● Problem to solve: Copy out each line that has "ряды" in it.

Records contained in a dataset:

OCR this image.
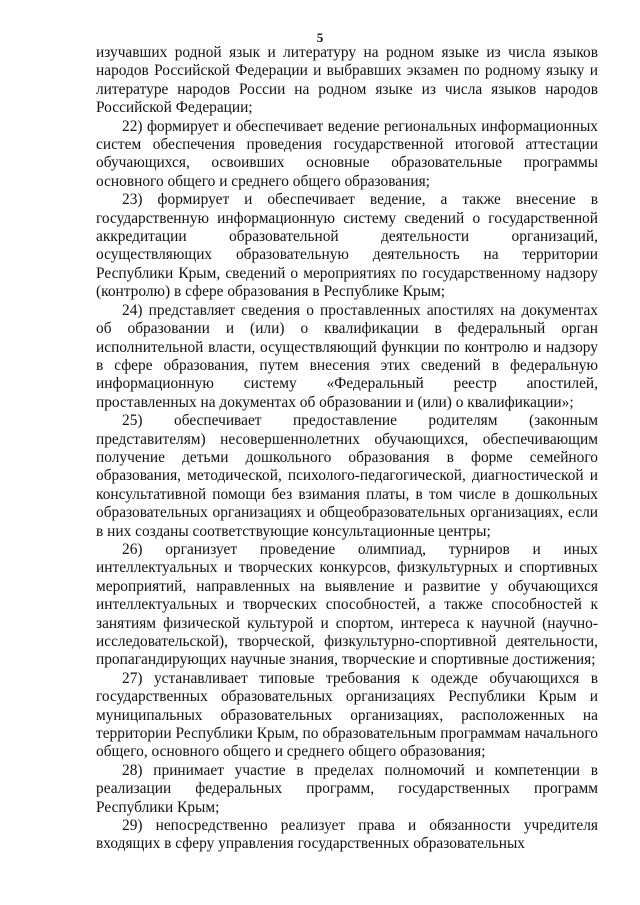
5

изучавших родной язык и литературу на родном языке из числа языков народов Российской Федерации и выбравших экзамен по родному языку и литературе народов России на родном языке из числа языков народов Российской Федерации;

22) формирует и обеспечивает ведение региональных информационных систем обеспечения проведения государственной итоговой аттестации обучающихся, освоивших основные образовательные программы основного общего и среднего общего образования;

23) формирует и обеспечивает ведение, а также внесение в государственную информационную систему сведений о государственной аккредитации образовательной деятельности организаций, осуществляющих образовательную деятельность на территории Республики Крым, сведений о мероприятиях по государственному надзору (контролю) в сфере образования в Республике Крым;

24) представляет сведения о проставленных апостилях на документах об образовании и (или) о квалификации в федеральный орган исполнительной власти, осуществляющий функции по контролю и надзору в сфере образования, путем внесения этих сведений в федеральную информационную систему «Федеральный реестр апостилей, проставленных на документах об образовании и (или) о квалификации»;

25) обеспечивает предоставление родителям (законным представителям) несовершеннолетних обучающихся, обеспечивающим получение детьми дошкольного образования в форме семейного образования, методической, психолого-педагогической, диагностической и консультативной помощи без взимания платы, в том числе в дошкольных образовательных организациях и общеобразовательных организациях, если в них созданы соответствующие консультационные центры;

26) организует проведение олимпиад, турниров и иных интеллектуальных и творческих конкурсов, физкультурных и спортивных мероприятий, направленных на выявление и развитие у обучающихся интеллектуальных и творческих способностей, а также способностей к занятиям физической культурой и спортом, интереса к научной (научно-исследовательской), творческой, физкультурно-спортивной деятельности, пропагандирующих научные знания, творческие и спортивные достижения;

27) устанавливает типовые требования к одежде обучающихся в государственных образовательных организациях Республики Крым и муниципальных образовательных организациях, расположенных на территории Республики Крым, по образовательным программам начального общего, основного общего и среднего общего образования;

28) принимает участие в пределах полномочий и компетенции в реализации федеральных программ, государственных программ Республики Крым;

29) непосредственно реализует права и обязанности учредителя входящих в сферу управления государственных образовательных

...

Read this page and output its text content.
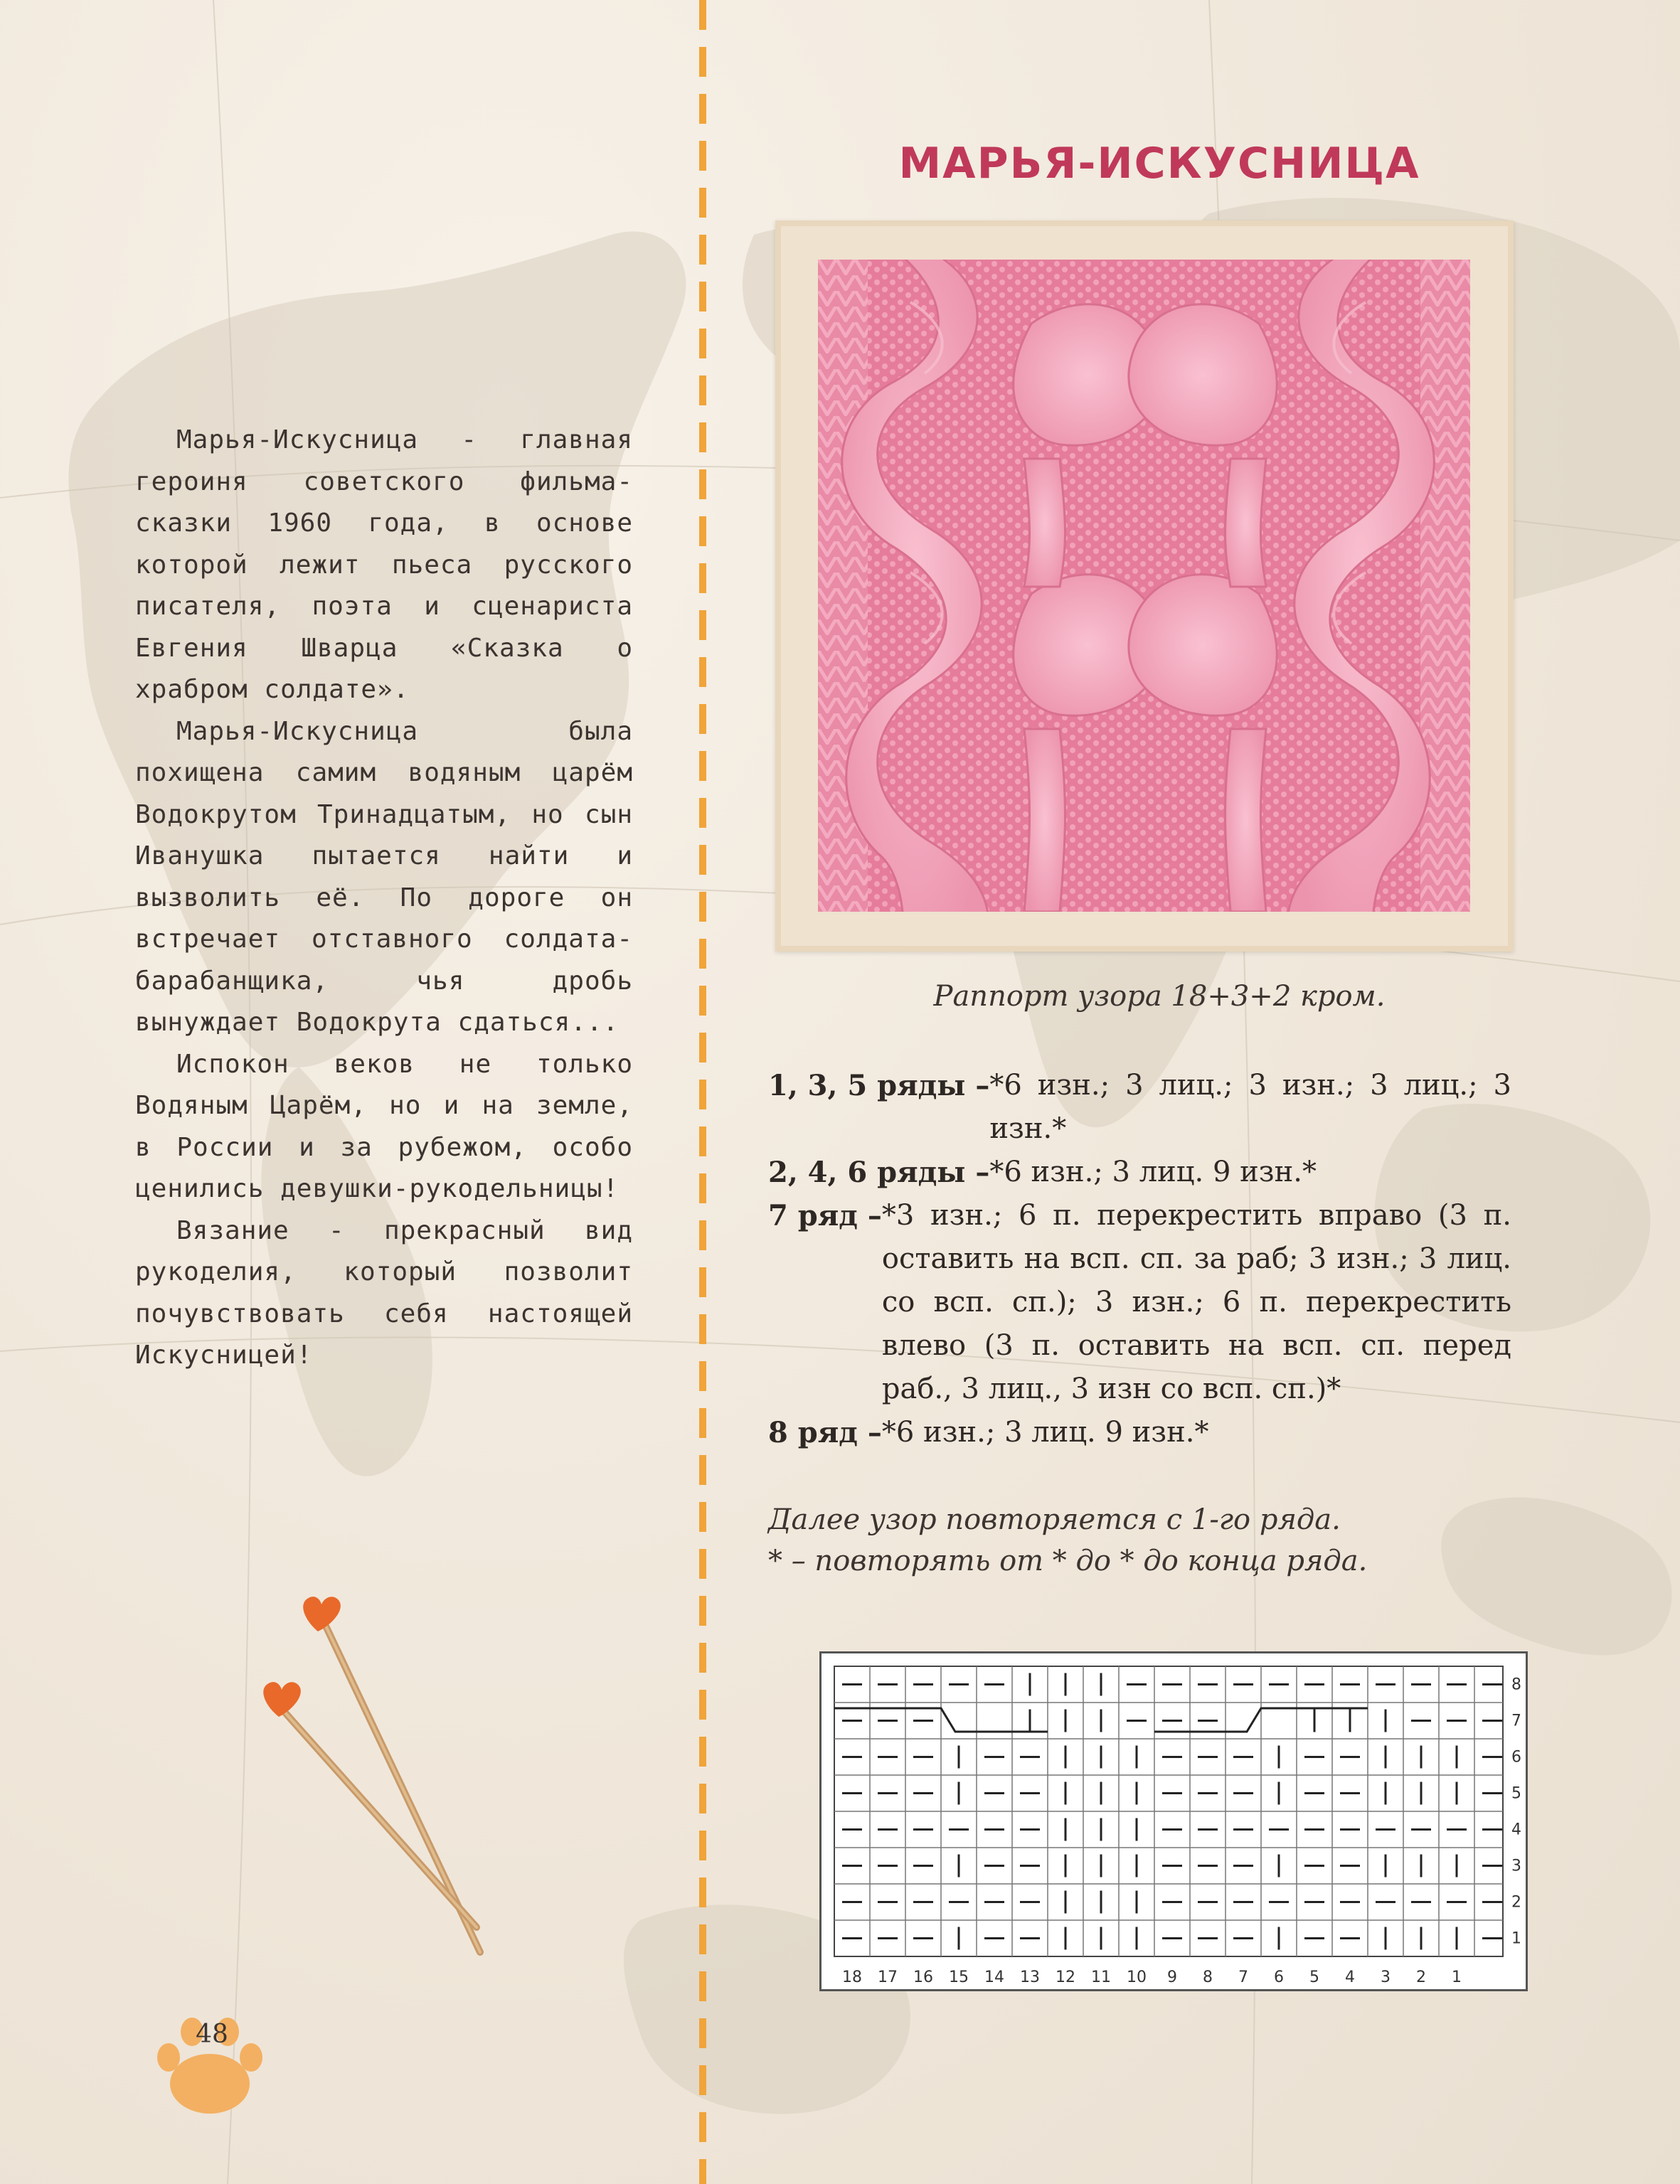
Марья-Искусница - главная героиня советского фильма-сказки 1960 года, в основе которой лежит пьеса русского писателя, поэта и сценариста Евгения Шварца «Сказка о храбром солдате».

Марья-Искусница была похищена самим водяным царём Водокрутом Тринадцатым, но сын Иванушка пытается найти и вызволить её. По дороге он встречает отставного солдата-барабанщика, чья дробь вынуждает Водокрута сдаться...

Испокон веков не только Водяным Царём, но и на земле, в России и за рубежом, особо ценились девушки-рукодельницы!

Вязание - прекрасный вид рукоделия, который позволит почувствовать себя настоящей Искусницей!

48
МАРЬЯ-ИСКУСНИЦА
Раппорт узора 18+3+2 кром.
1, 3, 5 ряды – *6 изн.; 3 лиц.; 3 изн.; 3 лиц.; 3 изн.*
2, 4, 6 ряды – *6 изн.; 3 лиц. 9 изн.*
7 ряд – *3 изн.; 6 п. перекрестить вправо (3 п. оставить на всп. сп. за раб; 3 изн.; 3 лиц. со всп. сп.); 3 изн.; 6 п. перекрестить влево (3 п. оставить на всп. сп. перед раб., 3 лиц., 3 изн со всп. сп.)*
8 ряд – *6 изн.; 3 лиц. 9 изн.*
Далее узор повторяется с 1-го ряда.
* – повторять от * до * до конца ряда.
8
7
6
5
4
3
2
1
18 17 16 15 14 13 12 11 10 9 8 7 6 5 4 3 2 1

● Task answer:
1, 3, 5 ряды – *6 изн.; 3 лиц.; 3 изн.; 3 лиц.; 3 изн.*
2, 4, 6 ряды – *6 изн.; 3 лиц. 9 изн.*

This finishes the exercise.